* [TASK STATEMENT]
Wherever a line holds the word "email", copy that line out.

|---|

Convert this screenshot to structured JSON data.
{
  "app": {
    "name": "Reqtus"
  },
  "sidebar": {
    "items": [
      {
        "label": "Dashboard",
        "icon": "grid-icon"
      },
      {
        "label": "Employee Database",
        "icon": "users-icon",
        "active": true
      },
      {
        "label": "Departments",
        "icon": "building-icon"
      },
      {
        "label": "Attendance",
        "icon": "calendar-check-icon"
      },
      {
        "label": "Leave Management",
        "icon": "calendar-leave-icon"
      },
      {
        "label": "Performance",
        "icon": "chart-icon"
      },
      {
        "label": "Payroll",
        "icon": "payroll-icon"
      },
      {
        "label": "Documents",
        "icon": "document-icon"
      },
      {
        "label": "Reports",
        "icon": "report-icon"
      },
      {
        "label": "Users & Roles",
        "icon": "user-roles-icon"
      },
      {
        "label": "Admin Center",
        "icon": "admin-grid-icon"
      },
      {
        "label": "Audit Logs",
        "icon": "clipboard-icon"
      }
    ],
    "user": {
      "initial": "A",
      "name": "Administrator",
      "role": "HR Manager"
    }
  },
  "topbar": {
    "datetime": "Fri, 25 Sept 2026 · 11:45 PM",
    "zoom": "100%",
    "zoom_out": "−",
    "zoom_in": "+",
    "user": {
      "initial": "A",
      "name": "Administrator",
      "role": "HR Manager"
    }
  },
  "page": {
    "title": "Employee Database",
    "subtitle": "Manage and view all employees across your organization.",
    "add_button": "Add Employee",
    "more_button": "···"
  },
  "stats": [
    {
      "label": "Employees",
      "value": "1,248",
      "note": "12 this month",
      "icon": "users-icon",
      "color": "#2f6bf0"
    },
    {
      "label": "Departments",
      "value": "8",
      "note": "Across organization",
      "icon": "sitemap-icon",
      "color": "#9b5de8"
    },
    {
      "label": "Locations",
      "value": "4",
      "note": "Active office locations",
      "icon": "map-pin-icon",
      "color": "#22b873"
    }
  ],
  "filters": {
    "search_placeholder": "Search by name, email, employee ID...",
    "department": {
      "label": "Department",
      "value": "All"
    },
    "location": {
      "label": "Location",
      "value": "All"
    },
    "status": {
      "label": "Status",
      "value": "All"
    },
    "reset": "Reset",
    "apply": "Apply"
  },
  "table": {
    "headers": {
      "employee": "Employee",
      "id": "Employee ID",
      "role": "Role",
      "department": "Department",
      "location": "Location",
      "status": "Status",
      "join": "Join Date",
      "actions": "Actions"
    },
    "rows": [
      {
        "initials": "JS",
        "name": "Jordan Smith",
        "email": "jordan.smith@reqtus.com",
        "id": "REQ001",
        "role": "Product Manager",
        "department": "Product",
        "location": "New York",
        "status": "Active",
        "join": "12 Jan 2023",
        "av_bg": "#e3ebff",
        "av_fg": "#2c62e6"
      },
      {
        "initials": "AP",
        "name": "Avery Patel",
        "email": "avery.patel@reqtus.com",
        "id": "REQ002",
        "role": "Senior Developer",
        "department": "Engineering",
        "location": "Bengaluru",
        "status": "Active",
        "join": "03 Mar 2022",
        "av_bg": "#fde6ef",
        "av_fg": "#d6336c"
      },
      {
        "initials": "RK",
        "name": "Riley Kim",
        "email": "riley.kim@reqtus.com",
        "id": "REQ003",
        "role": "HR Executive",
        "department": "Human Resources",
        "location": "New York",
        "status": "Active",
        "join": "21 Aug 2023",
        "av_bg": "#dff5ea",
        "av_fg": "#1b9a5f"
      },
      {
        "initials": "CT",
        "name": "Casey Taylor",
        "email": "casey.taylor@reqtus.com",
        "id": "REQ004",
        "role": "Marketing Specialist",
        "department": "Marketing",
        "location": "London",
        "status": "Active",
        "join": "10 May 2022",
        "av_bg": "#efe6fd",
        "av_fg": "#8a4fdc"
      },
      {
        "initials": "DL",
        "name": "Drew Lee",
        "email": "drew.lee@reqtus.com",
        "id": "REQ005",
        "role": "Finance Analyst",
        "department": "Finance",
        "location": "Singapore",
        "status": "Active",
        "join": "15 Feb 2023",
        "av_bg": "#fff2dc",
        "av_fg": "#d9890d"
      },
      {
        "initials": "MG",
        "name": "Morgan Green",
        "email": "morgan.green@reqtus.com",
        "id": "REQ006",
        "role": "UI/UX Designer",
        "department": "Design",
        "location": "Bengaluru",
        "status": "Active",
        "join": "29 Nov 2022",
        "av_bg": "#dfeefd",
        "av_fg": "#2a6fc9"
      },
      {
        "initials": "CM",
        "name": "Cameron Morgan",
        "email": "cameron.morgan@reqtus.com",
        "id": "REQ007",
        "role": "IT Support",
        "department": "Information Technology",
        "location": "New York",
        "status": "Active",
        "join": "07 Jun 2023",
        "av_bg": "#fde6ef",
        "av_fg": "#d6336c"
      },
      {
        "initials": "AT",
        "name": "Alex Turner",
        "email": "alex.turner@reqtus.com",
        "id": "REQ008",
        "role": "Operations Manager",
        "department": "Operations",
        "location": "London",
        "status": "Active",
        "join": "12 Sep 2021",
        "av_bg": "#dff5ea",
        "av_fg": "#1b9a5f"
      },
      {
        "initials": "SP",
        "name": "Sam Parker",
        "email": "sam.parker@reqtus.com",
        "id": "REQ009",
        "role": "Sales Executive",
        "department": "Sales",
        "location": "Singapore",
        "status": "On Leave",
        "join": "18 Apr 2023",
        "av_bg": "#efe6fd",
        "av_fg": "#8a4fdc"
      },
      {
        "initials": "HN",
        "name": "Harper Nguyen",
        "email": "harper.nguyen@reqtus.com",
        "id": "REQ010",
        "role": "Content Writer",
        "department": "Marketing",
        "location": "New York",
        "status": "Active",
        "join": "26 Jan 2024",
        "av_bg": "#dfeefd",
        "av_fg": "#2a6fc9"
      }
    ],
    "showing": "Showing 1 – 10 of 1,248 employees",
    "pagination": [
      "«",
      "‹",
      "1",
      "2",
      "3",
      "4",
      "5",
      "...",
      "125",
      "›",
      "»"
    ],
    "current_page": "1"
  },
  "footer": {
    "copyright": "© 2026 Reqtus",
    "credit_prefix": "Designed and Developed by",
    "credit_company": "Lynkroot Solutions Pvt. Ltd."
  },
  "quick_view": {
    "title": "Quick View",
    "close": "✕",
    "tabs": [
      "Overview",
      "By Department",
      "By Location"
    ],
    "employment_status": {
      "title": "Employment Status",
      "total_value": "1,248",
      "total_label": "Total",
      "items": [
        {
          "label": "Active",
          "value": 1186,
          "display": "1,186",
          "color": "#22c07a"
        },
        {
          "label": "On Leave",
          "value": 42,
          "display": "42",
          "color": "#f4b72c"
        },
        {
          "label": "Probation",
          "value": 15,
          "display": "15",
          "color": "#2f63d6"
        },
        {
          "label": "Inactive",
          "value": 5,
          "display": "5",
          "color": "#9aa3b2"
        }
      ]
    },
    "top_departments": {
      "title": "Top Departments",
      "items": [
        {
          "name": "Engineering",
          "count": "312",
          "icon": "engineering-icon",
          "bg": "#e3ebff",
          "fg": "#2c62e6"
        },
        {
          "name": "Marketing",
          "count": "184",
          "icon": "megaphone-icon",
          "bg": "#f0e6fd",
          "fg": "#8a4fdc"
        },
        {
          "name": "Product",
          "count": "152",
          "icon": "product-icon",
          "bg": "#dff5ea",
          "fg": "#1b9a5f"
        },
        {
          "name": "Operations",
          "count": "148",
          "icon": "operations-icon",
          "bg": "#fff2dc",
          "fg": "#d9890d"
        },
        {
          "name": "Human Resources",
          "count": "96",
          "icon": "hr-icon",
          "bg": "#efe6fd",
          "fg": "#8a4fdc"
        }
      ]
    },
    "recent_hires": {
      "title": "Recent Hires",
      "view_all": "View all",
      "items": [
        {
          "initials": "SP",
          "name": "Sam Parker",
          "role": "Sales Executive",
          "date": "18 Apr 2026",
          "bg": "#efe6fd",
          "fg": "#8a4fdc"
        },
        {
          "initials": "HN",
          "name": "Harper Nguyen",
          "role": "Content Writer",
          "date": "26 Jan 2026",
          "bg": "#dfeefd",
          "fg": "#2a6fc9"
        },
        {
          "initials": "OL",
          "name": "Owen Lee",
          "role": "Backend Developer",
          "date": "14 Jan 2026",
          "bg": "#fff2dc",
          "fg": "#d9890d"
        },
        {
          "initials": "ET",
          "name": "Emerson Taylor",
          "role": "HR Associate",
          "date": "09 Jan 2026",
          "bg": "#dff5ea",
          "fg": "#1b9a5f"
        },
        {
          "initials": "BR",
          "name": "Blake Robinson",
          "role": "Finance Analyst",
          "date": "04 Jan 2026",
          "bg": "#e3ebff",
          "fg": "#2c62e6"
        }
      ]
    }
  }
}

|---|

* [PROBLEM SOLUTION]
    "search_placeholder": "Search by name, email, employee ID...",
        "email": "jordan.smith@reqtus.com",
        "email": "avery.patel@reqtus.com",
        "email": "riley.kim@reqtus.com",
        "email": "casey.taylor@reqtus.com",
        "email": "drew.lee@reqtus.com",
        "email": "morgan.green@reqtus.com",
        "email": "cameron.morgan@reqtus.com",
        "email": "alex.turner@reqtus.com",
        "email": "sam.parker@reqtus.com",
        "email": "harper.nguyen@reqtus.com",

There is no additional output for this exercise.